+++ Provided entries

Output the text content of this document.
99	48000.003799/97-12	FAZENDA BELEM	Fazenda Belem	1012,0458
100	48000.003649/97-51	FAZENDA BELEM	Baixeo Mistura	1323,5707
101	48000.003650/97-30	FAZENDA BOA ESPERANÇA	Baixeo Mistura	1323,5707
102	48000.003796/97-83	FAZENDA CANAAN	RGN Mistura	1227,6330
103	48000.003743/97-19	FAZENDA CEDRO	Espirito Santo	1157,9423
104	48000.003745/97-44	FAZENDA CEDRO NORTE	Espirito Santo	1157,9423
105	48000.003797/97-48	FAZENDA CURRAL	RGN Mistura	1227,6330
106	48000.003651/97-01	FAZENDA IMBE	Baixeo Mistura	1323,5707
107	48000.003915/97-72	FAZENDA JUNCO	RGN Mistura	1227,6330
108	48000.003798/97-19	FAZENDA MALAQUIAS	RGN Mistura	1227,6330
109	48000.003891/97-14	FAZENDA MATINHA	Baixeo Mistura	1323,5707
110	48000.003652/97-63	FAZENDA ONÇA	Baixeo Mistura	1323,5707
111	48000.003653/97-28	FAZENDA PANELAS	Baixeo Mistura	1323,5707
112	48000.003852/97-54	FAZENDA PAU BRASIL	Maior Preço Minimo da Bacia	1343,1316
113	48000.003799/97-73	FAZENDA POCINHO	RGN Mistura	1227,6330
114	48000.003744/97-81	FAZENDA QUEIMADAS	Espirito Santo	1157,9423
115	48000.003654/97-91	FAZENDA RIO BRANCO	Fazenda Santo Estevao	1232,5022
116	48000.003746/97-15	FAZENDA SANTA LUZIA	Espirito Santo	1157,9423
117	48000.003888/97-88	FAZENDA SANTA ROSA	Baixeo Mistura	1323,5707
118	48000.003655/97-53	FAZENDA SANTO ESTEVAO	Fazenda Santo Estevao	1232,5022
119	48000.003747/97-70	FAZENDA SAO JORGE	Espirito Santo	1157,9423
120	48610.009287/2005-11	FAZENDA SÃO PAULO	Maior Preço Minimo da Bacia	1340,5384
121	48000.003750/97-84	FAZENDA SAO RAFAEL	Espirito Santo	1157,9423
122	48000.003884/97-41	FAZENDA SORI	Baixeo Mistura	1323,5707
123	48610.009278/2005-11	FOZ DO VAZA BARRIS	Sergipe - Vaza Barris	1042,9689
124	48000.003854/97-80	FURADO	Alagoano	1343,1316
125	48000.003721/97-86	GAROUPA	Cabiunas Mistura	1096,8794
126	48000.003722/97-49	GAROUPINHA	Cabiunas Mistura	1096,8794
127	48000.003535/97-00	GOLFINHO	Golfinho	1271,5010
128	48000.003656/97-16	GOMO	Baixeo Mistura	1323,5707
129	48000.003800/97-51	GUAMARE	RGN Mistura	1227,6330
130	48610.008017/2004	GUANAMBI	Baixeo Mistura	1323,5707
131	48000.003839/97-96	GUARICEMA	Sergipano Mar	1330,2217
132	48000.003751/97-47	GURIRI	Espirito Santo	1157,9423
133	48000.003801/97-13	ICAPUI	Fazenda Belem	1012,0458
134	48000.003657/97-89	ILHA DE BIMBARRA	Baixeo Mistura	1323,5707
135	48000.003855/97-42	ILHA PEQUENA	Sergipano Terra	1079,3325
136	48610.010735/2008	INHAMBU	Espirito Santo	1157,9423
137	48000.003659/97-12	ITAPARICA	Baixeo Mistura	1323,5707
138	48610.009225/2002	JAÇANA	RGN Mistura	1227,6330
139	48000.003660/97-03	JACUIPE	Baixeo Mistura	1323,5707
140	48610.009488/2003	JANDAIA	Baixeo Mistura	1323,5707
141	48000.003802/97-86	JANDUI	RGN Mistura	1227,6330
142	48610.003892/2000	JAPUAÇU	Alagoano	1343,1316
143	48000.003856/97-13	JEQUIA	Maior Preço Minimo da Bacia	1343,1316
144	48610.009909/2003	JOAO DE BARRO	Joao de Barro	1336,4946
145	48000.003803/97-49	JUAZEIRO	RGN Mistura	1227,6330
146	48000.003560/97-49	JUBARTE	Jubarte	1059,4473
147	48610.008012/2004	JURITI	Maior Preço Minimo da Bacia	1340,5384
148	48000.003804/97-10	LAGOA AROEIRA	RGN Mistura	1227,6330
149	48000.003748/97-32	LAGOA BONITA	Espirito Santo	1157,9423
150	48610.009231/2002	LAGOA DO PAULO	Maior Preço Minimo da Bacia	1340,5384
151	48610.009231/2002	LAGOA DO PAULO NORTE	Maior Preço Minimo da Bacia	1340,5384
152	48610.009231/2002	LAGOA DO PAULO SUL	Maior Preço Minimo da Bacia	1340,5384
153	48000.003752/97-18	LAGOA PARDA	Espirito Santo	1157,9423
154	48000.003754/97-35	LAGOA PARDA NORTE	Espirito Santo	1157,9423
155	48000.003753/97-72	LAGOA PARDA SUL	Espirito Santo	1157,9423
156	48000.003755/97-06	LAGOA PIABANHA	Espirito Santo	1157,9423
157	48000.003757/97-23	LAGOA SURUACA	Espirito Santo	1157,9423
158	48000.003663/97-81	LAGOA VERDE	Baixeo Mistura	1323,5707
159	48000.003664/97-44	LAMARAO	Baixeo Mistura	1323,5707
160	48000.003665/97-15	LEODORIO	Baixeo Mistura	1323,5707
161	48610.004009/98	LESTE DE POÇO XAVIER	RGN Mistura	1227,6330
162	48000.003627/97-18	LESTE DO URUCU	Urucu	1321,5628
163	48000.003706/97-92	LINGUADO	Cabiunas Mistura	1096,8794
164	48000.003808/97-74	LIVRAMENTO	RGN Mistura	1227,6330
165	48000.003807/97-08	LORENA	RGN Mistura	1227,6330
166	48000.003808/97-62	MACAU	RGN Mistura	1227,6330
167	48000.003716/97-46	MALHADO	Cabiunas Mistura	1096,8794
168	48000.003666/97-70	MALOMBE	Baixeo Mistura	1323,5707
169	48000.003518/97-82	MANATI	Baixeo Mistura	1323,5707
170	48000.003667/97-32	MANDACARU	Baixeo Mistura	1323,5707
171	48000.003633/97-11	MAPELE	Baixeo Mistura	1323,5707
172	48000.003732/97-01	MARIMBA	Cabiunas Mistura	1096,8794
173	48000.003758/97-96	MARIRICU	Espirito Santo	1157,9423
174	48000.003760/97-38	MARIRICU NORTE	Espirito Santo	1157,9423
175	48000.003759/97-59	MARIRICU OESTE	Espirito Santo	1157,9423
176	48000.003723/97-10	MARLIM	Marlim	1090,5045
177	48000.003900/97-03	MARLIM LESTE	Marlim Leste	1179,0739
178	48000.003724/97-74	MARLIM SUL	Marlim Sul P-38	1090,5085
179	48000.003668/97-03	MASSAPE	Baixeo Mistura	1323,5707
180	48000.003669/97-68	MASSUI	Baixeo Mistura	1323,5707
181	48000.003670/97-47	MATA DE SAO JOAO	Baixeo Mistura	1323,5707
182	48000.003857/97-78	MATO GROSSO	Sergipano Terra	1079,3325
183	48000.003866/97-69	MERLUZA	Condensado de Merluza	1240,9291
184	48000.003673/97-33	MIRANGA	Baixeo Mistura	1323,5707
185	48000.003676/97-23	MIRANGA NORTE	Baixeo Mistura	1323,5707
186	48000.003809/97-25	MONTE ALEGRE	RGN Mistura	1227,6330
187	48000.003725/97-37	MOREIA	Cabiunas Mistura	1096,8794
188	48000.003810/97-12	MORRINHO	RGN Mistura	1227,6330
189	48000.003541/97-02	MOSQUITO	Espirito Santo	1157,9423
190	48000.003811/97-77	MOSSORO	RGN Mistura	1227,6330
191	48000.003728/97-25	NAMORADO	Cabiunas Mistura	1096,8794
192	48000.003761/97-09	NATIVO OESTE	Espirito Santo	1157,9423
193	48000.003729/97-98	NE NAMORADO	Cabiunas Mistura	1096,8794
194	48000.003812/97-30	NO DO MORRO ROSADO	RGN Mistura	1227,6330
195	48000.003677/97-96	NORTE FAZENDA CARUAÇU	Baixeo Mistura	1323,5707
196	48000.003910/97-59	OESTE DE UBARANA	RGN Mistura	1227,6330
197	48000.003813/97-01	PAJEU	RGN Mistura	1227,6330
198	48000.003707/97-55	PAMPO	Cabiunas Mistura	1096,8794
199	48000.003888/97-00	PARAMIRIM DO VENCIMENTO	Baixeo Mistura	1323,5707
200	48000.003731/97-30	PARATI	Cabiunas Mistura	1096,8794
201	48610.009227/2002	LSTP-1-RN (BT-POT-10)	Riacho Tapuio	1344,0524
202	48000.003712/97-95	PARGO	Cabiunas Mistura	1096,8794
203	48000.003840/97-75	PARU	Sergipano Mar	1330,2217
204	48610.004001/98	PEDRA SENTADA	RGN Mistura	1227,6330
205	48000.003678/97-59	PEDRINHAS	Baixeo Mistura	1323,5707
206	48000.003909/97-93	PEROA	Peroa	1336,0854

++++++

→ **What the exercise asks**: Filter the records, keeping only lines that contain "Sergipano", and show those lines.

→ **The output**:
131	48000.003839/97-96	GUARICEMA	Sergipano Mar	1330,2217
135	48000.003855/97-42	ILHA PEQUENA	Sergipano Terra	1079,3325
182	48000.003857/97-78	MATO GROSSO	Sergipano Terra	1079,3325
203	48000.003840/97-75	PARU	Sergipano Mar	1330,2217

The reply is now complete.